→ EXERCISE: Return the listing below verbatim. Pictures do not belong in the copy.

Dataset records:

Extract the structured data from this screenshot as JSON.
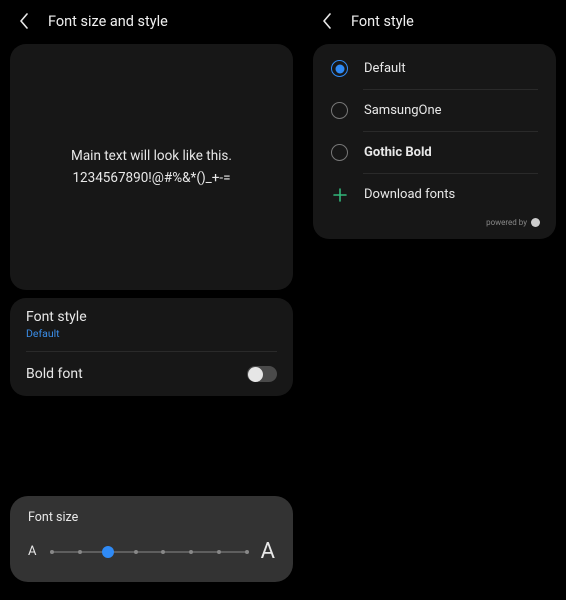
{
  "left": {
    "title": "Font size and style",
    "preview": {
      "line1": "Main text will look like this.",
      "line2": "1234567890!@#%&*()_+-="
    },
    "font_style": {
      "label": "Font style",
      "value": "Default"
    },
    "bold_font": {
      "label": "Bold font",
      "enabled": false
    },
    "font_size": {
      "label": "Font size",
      "small_indicator": "A",
      "large_indicator": "A",
      "steps": 8,
      "current_step": 2
    }
  },
  "right": {
    "title": "Font style",
    "options": [
      {
        "label": "Default",
        "selected": true,
        "bold": false
      },
      {
        "label": "SamsungOne",
        "selected": false,
        "bold": false
      },
      {
        "label": "Gothic Bold",
        "selected": false,
        "bold": true
      }
    ],
    "download": {
      "label": "Download fonts"
    },
    "powered_by": "powered by"
  },
  "colors": {
    "accent": "#2f8af5",
    "download_green": "#32b67a"
  }
}
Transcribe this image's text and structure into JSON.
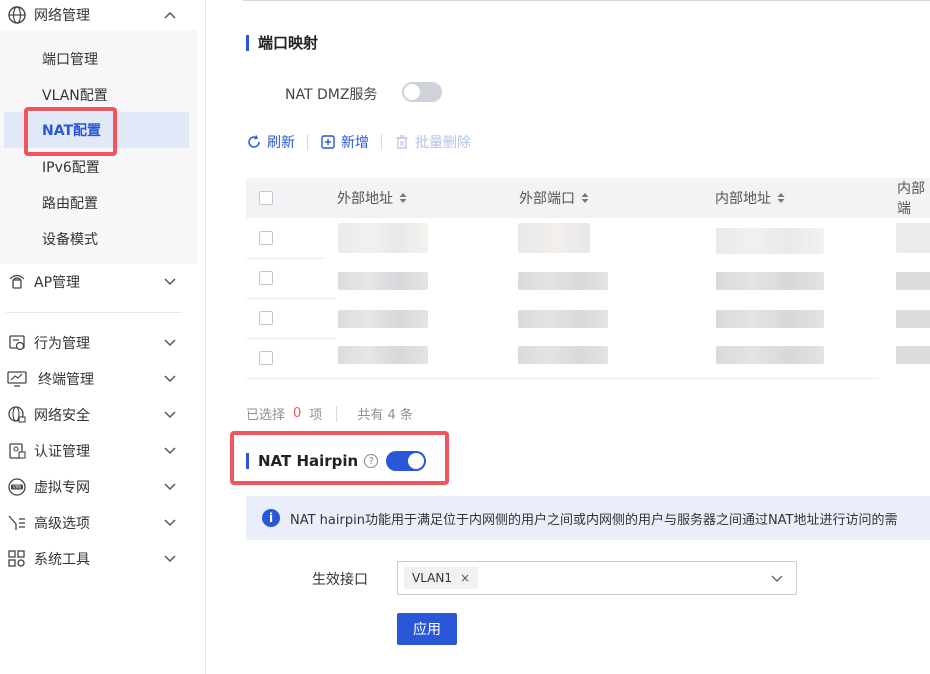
{
  "sidebar": {
    "network_group": {
      "label": "网络管理",
      "icon": "globe-icon",
      "expanded": true
    },
    "sub_items": [
      {
        "label": "端口管理",
        "active": false
      },
      {
        "label": "VLAN配置",
        "active": false
      },
      {
        "label": "NAT配置",
        "active": true
      },
      {
        "label": "IPv6配置",
        "active": false
      },
      {
        "label": "路由配置",
        "active": false
      },
      {
        "label": "设备模式",
        "active": false
      }
    ],
    "groups": [
      {
        "label": "AP管理",
        "icon": "ap-icon"
      },
      {
        "label": "行为管理",
        "icon": "behavior-icon"
      },
      {
        "label": "终端管理",
        "icon": "monitor-icon"
      },
      {
        "label": "网络安全",
        "icon": "globe-lock-icon"
      },
      {
        "label": "认证管理",
        "icon": "auth-icon"
      },
      {
        "label": "虚拟专网",
        "icon": "vpn-icon"
      },
      {
        "label": "高级选项",
        "icon": "advanced-icon"
      },
      {
        "label": "系统工具",
        "icon": "tools-icon"
      }
    ]
  },
  "port_mapping": {
    "title": "端口映射",
    "dmz_label": "NAT DMZ服务",
    "dmz_enabled": false,
    "toolbar": {
      "refresh": "刷新",
      "add": "新增",
      "batch_delete": "批量删除"
    },
    "columns": [
      "外部地址",
      "外部端口",
      "内部地址",
      "内部端"
    ],
    "row_count": 4,
    "footer": {
      "selected_prefix": "已选择",
      "selected_count": "0",
      "selected_suffix": "项",
      "total": "共有 4 条"
    }
  },
  "hairpin": {
    "title": "NAT Hairpin",
    "enabled": true,
    "info_text": "NAT hairpin功能用于满足位于内网侧的用户之间或内网侧的用户与服务器之间通过NAT地址进行访问的需",
    "field_label": "生效接口",
    "selected_tag": "VLAN1",
    "apply_label": "应用"
  },
  "colors": {
    "accent": "#2a57d8",
    "highlight_box": "#f0565b",
    "active_bg": "#e1e8f8"
  }
}
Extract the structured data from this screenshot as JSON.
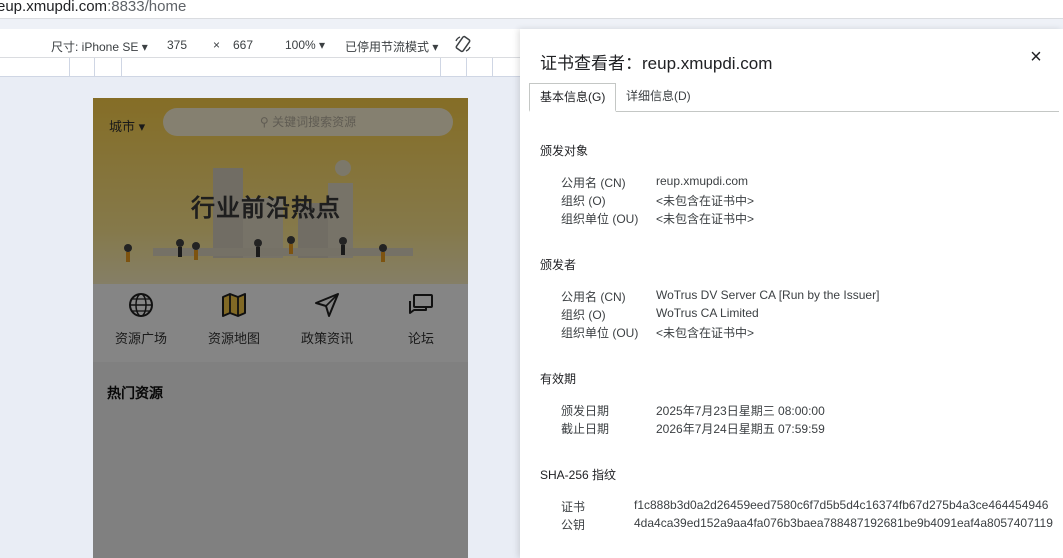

→ TASK ANSWER:
Extract the structured data from this screenshot as JSON.
{
  "left": {
    "title": "Font size and style",
    "preview": {
      "line1": "Main text will look like this.",
      "line2": "1234567890!@#%&*()_+-="
    },
    "font_style": {
      "label": "Font style",
      "value": "Default"
    },
    "bold_font": {
      "label": "Bold font",
      "enabled": false
    },
    "font_size": {
      "label": "Font size",
      "small_indicator": "A",
      "large_indicator": "A",
      "steps": 8,
      "current_step": 2
    }
  },
  "right": {
    "title": "Font style",
    "options": [
      {
        "label": "Default",
        "selected": true,
        "bold": false
      },
      {
        "label": "SamsungOne",
        "selected": false,
        "bold": false
      },
      {
        "label": "Gothic Bold",
        "selected": false,
        "bold": true
      }
    ],
    "download": {
      "label": "Download fonts"
    },
    "powered_by": "powered by"
  },
  "colors": {
    "accent": "#2f8af5",
    "download_green": "#32b67a"
  }
}
Transcribe this image's text and structure into JSON.
{
  "sidebar": {
    "network_group": {
      "label": "网络管理",
      "icon": "globe-icon",
      "expanded": true
    },
    "sub_items": [
      {
        "label": "端口管理",
        "active": false
      },
      {
        "label": "VLAN配置",
        "active": false
      },
      {
        "label": "NAT配置",
        "active": true
      },
      {
        "label": "IPv6配置",
        "active": false
      },
      {
        "label": "路由配置",
        "active": false
      },
      {
        "label": "设备模式",
        "active": false
      }
    ],
    "groups": [
      {
        "label": "AP管理",
        "icon": "ap-icon"
      },
      {
        "label": "行为管理",
        "icon": "behavior-icon"
      },
      {
        "label": "终端管理",
        "icon": "monitor-icon"
      },
      {
        "label": "网络安全",
        "icon": "globe-lock-icon"
      },
      {
        "label": "认证管理",
        "icon": "auth-icon"
      },
      {
        "label": "虚拟专网",
        "icon": "vpn-icon"
      },
      {
        "label": "高级选项",
        "icon": "advanced-icon"
      },
      {
        "label": "系统工具",
        "icon": "tools-icon"
      }
    ]
  },
  "port_mapping": {
    "title": "端口映射",
    "dmz_label": "NAT DMZ服务",
    "dmz_enabled": false,
    "toolbar": {
      "refresh": "刷新",
      "add": "新增",
      "batch_delete": "批量删除"
    },
    "columns": [
      "外部地址",
      "外部端口",
      "内部地址",
      "内部端"
    ],
    "row_count": 4,
    "footer": {
      "selected_prefix": "已选择",
      "selected_count": "0",
      "selected_suffix": "项",
      "total": "共有 4 条"
    }
  },
  "hairpin": {
    "title": "NAT Hairpin",
    "enabled": true,
    "info_text": "NAT hairpin功能用于满足位于内网侧的用户之间或内网侧的用户与服务器之间通过NAT地址进行访问的需",
    "field_label": "生效接口",
    "selected_tag": "VLAN1",
    "apply_label": "应用"
  },
  "colors": {
    "accent": "#2a57d8",
    "highlight_box": "#f0565b",
    "active_bg": "#e1e8f8"
  }
}
Extract the structured data from this screenshot as JSON.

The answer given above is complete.